Exercise prompt - Retype each entry below exactly as it stands.

Material provided -

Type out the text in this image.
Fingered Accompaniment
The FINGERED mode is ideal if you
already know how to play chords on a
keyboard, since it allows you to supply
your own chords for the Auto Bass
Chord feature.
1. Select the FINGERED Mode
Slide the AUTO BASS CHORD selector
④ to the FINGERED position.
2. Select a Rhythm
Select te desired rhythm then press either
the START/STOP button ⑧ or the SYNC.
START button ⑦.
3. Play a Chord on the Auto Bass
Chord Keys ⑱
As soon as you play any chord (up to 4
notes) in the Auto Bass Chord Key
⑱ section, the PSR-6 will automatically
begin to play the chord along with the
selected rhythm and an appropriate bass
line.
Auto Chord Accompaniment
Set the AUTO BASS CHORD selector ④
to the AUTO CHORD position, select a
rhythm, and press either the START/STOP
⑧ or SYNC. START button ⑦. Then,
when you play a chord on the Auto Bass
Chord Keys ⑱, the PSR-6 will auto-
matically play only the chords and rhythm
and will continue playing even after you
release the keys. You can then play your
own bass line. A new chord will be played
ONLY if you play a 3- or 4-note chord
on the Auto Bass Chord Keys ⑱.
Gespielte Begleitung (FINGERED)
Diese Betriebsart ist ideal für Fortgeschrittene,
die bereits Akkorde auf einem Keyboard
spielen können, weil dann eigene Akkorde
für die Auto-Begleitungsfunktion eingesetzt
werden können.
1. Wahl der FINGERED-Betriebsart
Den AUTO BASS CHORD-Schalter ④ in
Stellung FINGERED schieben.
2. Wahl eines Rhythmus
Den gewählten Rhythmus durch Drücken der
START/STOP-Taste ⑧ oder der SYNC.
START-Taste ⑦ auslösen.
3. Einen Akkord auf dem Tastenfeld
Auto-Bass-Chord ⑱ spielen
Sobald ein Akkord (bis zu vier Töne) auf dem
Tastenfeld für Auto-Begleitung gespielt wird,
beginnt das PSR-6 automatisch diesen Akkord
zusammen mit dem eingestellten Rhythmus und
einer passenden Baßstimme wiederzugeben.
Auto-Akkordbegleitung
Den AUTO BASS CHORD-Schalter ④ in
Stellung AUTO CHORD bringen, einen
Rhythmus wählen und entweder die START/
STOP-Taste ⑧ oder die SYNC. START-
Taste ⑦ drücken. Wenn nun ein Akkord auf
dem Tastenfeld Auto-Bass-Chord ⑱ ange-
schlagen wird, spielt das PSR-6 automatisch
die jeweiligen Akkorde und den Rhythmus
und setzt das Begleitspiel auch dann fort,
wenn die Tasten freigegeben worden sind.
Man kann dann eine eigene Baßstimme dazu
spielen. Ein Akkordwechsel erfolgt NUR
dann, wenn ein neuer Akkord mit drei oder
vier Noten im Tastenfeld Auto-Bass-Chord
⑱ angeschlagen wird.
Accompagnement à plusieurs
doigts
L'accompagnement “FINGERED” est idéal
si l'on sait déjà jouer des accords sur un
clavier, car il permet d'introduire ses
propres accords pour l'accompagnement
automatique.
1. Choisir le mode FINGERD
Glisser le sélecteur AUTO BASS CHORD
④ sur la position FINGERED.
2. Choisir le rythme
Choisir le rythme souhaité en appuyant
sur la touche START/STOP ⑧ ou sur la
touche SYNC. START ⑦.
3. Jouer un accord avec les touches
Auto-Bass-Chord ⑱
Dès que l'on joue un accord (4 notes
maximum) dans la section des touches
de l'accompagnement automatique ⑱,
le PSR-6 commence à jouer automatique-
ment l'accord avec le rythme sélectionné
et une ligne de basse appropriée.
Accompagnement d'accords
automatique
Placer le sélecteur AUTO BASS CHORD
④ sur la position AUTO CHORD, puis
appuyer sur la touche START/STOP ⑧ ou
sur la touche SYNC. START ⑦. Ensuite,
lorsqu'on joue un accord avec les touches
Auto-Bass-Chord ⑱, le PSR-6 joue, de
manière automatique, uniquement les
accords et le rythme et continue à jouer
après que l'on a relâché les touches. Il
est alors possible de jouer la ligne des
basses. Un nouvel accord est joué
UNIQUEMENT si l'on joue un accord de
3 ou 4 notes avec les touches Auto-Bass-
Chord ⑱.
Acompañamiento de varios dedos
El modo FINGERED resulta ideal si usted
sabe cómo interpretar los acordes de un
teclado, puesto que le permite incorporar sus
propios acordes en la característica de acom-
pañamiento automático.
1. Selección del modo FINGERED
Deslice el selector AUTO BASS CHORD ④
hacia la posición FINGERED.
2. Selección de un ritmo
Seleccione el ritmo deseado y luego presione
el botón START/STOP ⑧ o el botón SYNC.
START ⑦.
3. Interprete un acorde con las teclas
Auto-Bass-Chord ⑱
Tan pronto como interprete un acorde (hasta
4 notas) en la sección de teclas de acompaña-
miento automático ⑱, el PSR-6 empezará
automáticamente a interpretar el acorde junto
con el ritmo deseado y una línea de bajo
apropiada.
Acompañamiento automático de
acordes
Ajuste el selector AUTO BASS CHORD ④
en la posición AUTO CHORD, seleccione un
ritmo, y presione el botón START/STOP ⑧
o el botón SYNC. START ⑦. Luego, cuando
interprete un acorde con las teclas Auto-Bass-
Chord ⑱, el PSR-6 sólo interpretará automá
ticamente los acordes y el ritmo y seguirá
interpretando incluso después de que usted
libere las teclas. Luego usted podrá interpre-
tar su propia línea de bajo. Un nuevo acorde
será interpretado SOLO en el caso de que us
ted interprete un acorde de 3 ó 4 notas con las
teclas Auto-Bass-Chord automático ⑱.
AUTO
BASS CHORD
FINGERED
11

Written solution -
Type out the text in this image.
Fingered Accompaniment
The FINGERED mode is ideal if you
already know how to play chords on a
keyboard, since it allows you to supply
your own chords for the Auto Bass
Chord feature.
1. Select the FINGERED Mode
Slide the AUTO BASS CHORD selector
④ to the FINGERED position.
2. Select a Rhythm
Select te desired rhythm then press either
the START/STOP button ⑧ or the SYNC.
START button ⑦.
3. Play a Chord on the Auto Bass
Chord Keys ⑱
As soon as you play any chord (up to 4
notes) in the Auto Bass Chord Key
⑱ section, the PSR-6 will automatically
begin to play the chord along with the
selected rhythm and an appropriate bass
line.
Auto Chord Accompaniment
Set the AUTO BASS CHORD selector ④
to the AUTO CHORD position, select a
rhythm, and press either the START/STOP
⑧ or SYNC. START button ⑦. Then,
when you play a chord on the Auto Bass
Chord Keys ⑱, the PSR-6 will auto-
matically play only the chords and rhythm
and will continue playing even after you
release the keys. You can then play your
own bass line. A new chord will be played
ONLY if you play a 3- or 4-note chord
on the Auto Bass Chord Keys ⑱.
Gespielte Begleitung (FINGERED)
Diese Betriebsart ist ideal für Fortgeschrittene,
die bereits Akkorde auf einem Keyboard
spielen können, weil dann eigene Akkorde
für die Auto-Begleitungsfunktion eingesetzt
werden können.
1. Wahl der FINGERED-Betriebsart
Den AUTO BASS CHORD-Schalter ④ in
Stellung FINGERED schieben.
2. Wahl eines Rhythmus
Den gewählten Rhythmus durch Drücken der
START/STOP-Taste ⑧ oder der SYNC.
START-Taste ⑦ auslösen.
3. Einen Akkord auf dem Tastenfeld
Auto-Bass-Chord ⑱ spielen
Sobald ein Akkord (bis zu vier Töne) auf dem
Tastenfeld für Auto-Begleitung gespielt wird,
beginnt das PSR-6 automatisch diesen Akkord
zusammen mit dem eingestellten Rhythmus und
einer passenden Baßstimme wiederzugeben.
Auto-Akkordbegleitung
Den AUTO BASS CHORD-Schalter ④ in
Stellung AUTO CHORD bringen, einen
Rhythmus wählen und entweder die START/
STOP-Taste ⑧ oder die SYNC. START-
Taste ⑦ drücken. Wenn nun ein Akkord auf
dem Tastenfeld Auto-Bass-Chord ⑱ ange-
schlagen wird, spielt das PSR-6 automatisch
die jeweiligen Akkorde und den Rhythmus
und setzt das Begleitspiel auch dann fort,
wenn die Tasten freigegeben worden sind.
Man kann dann eine eigene Baßstimme dazu
spielen. Ein Akkordwechsel erfolgt NUR
dann, wenn ein neuer Akkord mit drei oder
vier Noten im Tastenfeld Auto-Bass-Chord
⑱ angeschlagen wird.
Accompagnement à plusieurs
doigts
L'accompagnement “FINGERED” est idéal
si l'on sait déjà jouer des accords sur un
clavier, car il permet d'introduire ses
propres accords pour l'accompagnement
automatique.
1. Choisir le mode FINGERD
Glisser le sélecteur AUTO BASS CHORD
④ sur la position FINGERED.
2. Choisir le rythme
Choisir le rythme souhaité en appuyant
sur la touche START/STOP ⑧ ou sur la
touche SYNC. START ⑦.
3. Jouer un accord avec les touches
Auto-Bass-Chord ⑱
Dès que l'on joue un accord (4 notes
maximum) dans la section des touches
de l'accompagnement automatique ⑱,
le PSR-6 commence à jouer automatique-
ment l'accord avec le rythme sélectionné
et une ligne de basse appropriée.
Accompagnement d'accords
automatique
Placer le sélecteur AUTO BASS CHORD
④ sur la position AUTO CHORD, puis
appuyer sur la touche START/STOP ⑧ ou
sur la touche SYNC. START ⑦. Ensuite,
lorsqu'on joue un accord avec les touches
Auto-Bass-Chord ⑱, le PSR-6 joue, de
manière automatique, uniquement les
accords et le rythme et continue à jouer
après que l'on a relâché les touches. Il
est alors possible de jouer la ligne des
basses. Un nouvel accord est joué
UNIQUEMENT si l'on joue un accord de
3 ou 4 notes avec les touches Auto-Bass-
Chord ⑱.
Acompañamiento de varios dedos
El modo FINGERED resulta ideal si usted
sabe cómo interpretar los acordes de un
teclado, puesto que le permite incorporar sus
propios acordes en la característica de acom-
pañamiento automático.
1. Selección del modo FINGERED
Deslice el selector AUTO BASS CHORD ④
hacia la posición FINGERED.
2. Selección de un ritmo
Seleccione el ritmo deseado y luego presione
el botón START/STOP ⑧ o el botón SYNC.
START ⑦.
3. Interprete un acorde con las teclas
Auto-Bass-Chord ⑱
Tan pronto como interprete un acorde (hasta
4 notas) en la sección de teclas de acompaña-
miento automático ⑱, el PSR-6 empezará
automáticamente a interpretar el acorde junto
con el ritmo deseado y una línea de bajo
apropiada.
Acompañamiento automático de
acordes
Ajuste el selector AUTO BASS CHORD ④
en la posición AUTO CHORD, seleccione un
ritmo, y presione el botón START/STOP ⑧
o el botón SYNC. START ⑦. Luego, cuando
interprete un acorde con las teclas Auto-Bass-
Chord ⑱, el PSR-6 sólo interpretará automá
ticamente los acordes y el ritmo y seguirá
interpretando incluso después de que usted
libere las teclas. Luego usted podrá interpre-
tar su propia línea de bajo. Un nuevo acorde
será interpretado SOLO en el caso de que us
ted interprete un acorde de 3 ó 4 notas con las
teclas Auto-Bass-Chord automático ⑱.
AUTO
BASS CHORD
FINGERED
11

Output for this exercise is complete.